▶ _Aim_
Write the listing out again, all of it, word for word.

▶ _Input rows_
──────────

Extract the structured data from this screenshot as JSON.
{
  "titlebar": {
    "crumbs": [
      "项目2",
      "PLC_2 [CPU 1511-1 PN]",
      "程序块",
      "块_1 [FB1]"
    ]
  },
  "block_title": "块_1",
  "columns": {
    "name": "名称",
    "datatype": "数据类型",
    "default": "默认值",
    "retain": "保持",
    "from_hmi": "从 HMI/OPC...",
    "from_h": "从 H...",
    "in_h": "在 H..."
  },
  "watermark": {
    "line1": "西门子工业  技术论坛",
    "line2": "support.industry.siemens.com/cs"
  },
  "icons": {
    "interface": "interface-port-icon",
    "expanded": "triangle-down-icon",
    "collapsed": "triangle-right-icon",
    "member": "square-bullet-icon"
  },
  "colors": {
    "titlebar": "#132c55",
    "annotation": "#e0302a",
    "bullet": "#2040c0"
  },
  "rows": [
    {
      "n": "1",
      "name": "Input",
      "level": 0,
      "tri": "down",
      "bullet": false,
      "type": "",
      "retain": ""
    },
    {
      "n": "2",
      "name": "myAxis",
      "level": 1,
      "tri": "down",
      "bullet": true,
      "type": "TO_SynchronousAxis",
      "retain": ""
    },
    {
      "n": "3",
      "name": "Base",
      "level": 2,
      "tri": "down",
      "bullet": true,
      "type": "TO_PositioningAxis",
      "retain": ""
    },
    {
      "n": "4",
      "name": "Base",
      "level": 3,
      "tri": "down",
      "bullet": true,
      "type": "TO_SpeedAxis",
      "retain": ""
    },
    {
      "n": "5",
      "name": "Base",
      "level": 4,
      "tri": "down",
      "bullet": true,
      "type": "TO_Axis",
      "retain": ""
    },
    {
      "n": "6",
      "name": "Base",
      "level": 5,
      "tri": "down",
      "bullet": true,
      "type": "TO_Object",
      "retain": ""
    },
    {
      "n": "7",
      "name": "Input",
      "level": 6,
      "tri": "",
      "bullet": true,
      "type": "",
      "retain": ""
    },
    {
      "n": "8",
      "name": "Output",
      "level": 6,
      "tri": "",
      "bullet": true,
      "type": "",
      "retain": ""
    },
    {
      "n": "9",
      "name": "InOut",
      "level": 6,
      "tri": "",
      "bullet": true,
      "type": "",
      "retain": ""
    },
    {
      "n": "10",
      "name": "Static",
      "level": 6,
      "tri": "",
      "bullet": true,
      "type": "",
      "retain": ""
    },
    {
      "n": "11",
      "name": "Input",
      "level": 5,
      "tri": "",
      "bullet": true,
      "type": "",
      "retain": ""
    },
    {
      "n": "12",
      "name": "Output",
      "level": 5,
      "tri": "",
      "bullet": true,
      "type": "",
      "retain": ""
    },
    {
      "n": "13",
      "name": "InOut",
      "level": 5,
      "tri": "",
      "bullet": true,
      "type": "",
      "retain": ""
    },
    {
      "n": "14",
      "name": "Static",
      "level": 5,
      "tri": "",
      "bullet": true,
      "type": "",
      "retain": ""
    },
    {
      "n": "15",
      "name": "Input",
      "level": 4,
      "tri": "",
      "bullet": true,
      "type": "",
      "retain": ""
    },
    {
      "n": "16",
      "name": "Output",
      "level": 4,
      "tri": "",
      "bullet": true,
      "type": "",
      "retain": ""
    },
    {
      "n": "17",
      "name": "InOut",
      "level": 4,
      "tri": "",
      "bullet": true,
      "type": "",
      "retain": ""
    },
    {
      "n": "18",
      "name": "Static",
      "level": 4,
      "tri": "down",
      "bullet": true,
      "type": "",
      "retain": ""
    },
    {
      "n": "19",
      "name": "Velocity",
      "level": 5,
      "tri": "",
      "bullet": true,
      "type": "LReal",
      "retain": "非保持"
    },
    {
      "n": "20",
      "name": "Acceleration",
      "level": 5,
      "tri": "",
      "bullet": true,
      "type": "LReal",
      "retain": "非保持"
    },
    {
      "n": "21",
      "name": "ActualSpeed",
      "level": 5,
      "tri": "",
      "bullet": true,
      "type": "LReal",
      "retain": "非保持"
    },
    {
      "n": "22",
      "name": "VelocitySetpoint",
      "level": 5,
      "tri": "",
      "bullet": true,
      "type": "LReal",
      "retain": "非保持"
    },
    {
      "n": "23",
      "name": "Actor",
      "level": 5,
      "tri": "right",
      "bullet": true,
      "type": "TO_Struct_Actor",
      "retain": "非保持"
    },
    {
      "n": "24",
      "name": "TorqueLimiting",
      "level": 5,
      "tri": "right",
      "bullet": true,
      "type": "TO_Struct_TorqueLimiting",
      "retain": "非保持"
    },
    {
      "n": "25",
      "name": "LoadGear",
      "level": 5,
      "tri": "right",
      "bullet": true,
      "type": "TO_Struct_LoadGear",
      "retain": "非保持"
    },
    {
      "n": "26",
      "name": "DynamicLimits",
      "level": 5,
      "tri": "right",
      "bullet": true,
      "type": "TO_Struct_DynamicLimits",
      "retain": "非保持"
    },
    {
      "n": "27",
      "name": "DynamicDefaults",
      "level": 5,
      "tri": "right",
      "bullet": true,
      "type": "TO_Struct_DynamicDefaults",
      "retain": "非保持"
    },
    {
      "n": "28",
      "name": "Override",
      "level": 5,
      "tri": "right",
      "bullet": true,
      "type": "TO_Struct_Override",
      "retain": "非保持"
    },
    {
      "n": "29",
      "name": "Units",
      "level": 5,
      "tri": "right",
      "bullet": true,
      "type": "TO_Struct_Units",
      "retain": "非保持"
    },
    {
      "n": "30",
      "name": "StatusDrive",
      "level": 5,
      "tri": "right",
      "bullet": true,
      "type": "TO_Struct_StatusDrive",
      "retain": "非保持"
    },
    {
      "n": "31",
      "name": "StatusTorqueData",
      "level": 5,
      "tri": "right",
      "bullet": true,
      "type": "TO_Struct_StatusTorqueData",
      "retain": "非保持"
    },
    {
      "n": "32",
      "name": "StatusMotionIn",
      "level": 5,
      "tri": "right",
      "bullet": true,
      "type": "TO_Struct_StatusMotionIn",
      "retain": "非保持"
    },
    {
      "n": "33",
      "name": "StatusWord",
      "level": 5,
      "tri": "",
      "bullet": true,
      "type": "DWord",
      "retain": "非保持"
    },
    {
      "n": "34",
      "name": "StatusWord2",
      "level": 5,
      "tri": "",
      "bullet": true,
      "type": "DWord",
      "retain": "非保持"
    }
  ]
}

──────────

▶ _Exercise solution_
Extract the structured data from this screenshot as JSON.
{
  "titlebar": {
    "crumbs": [
      "项目2",
      "PLC_2 [CPU 1511-1 PN]",
      "程序块",
      "块_1 [FB1]"
    ]
  },
  "block_title": "块_1",
  "columns": {
    "name": "名称",
    "datatype": "数据类型",
    "default": "默认值",
    "retain": "保持",
    "from_hmi": "从 HMI/OPC...",
    "from_h": "从 H...",
    "in_h": "在 H..."
  },
  "watermark": {
    "line1": "西门子工业  技术论坛",
    "line2": "support.industry.siemens.com/cs"
  },
  "icons": {
    "interface": "interface-port-icon",
    "expanded": "triangle-down-icon",
    "collapsed": "triangle-right-icon",
    "member": "square-bullet-icon"
  },
  "colors": {
    "titlebar": "#132c55",
    "annotation": "#e0302a",
    "bullet": "#2040c0"
  },
  "rows": [
    {
      "n": "1",
      "name": "Input",
      "level": 0,
      "tri": "down",
      "bullet": false,
      "type": "",
      "retain": ""
    },
    {
      "n": "2",
      "name": "myAxis",
      "level": 1,
      "tri": "down",
      "bullet": true,
      "type": "TO_SynchronousAxis",
      "retain": ""
    },
    {
      "n": "3",
      "name": "Base",
      "level": 2,
      "tri": "down",
      "bullet": true,
      "type": "TO_PositioningAxis",
      "retain": ""
    },
    {
      "n": "4",
      "name": "Base",
      "level": 3,
      "tri": "down",
      "bullet": true,
      "type": "TO_SpeedAxis",
      "retain": ""
    },
    {
      "n": "5",
      "name": "Base",
      "level": 4,
      "tri": "down",
      "bullet": true,
      "type": "TO_Axis",
      "retain": ""
    },
    {
      "n": "6",
      "name": "Base",
      "level": 5,
      "tri": "down",
      "bullet": true,
      "type": "TO_Object",
      "retain": ""
    },
    {
      "n": "7",
      "name": "Input",
      "level": 6,
      "tri": "",
      "bullet": true,
      "type": "",
      "retain": ""
    },
    {
      "n": "8",
      "name": "Output",
      "level": 6,
      "tri": "",
      "bullet": true,
      "type": "",
      "retain": ""
    },
    {
      "n": "9",
      "name": "InOut",
      "level": 6,
      "tri": "",
      "bullet": true,
      "type": "",
      "retain": ""
    },
    {
      "n": "10",
      "name": "Static",
      "level": 6,
      "tri": "",
      "bullet": true,
      "type": "",
      "retain": ""
    },
    {
      "n": "11",
      "name": "Input",
      "level": 5,
      "tri": "",
      "bullet": true,
      "type": "",
      "retain": ""
    },
    {
      "n": "12",
      "name": "Output",
      "level": 5,
      "tri": "",
      "bullet": true,
      "type": "",
      "retain": ""
    },
    {
      "n": "13",
      "name": "InOut",
      "level": 5,
      "tri": "",
      "bullet": true,
      "type": "",
      "retain": ""
    },
    {
      "n": "14",
      "name": "Static",
      "level": 5,
      "tri": "",
      "bullet": true,
      "type": "",
      "retain": ""
    },
    {
      "n": "15",
      "name": "Input",
      "level": 4,
      "tri": "",
      "bullet": true,
      "type": "",
      "retain": ""
    },
    {
      "n": "16",
      "name": "Output",
      "level": 4,
      "tri": "",
      "bullet": true,
      "type": "",
      "retain": ""
    },
    {
      "n": "17",
      "name": "InOut",
      "level": 4,
      "tri": "",
      "bullet": true,
      "type": "",
      "retain": ""
    },
    {
      "n": "18",
      "name": "Static",
      "level": 4,
      "tri": "down",
      "bullet": true,
      "type": "",
      "retain": ""
    },
    {
      "n": "19",
      "name": "Velocity",
      "level": 5,
      "tri": "",
      "bullet": true,
      "type": "LReal",
      "retain": "非保持"
    },
    {
      "n": "20",
      "name": "Acceleration",
      "level": 5,
      "tri": "",
      "bullet": true,
      "type": "LReal",
      "retain": "非保持"
    },
    {
      "n": "21",
      "name": "ActualSpeed",
      "level": 5,
      "tri": "",
      "bullet": true,
      "type": "LReal",
      "retain": "非保持"
    },
    {
      "n": "22",
      "name": "VelocitySetpoint",
      "level": 5,
      "tri": "",
      "bullet": true,
      "type": "LReal",
      "retain": "非保持"
    },
    {
      "n": "23",
      "name": "Actor",
      "level": 5,
      "tri": "right",
      "bullet": true,
      "type": "TO_Struct_Actor",
      "retain": "非保持"
    },
    {
      "n": "24",
      "name": "TorqueLimiting",
      "level": 5,
      "tri": "right",
      "bullet": true,
      "type": "TO_Struct_TorqueLimiting",
      "retain": "非保持"
    },
    {
      "n": "25",
      "name": "LoadGear",
      "level": 5,
      "tri": "right",
      "bullet": true,
      "type": "TO_Struct_LoadGear",
      "retain": "非保持"
    },
    {
      "n": "26",
      "name": "DynamicLimits",
      "level": 5,
      "tri": "right",
      "bullet": true,
      "type": "TO_Struct_DynamicLimits",
      "retain": "非保持"
    },
    {
      "n": "27",
      "name": "DynamicDefaults",
      "level": 5,
      "tri": "right",
      "bullet": true,
      "type": "TO_Struct_DynamicDefaults",
      "retain": "非保持"
    },
    {
      "n": "28",
      "name": "Override",
      "level": 5,
      "tri": "right",
      "bullet": true,
      "type": "TO_Struct_Override",
      "retain": "非保持"
    },
    {
      "n": "29",
      "name": "Units",
      "level": 5,
      "tri": "right",
      "bullet": true,
      "type": "TO_Struct_Units",
      "retain": "非保持"
    },
    {
      "n": "30",
      "name": "StatusDrive",
      "level": 5,
      "tri": "right",
      "bullet": true,
      "type": "TO_Struct_StatusDrive",
      "retain": "非保持"
    },
    {
      "n": "31",
      "name": "StatusTorqueData",
      "level": 5,
      "tri": "right",
      "bullet": true,
      "type": "TO_Struct_StatusTorqueData",
      "retain": "非保持"
    },
    {
      "n": "32",
      "name": "StatusMotionIn",
      "level": 5,
      "tri": "right",
      "bullet": true,
      "type": "TO_Struct_StatusMotionIn",
      "retain": "非保持"
    },
    {
      "n": "33",
      "name": "StatusWord",
      "level": 5,
      "tri": "",
      "bullet": true,
      "type": "DWord",
      "retain": "非保持"
    },
    {
      "n": "34",
      "name": "StatusWord2",
      "level": 5,
      "tri": "",
      "bullet": true,
      "type": "DWord",
      "retain": "非保持"
    }
  ]
}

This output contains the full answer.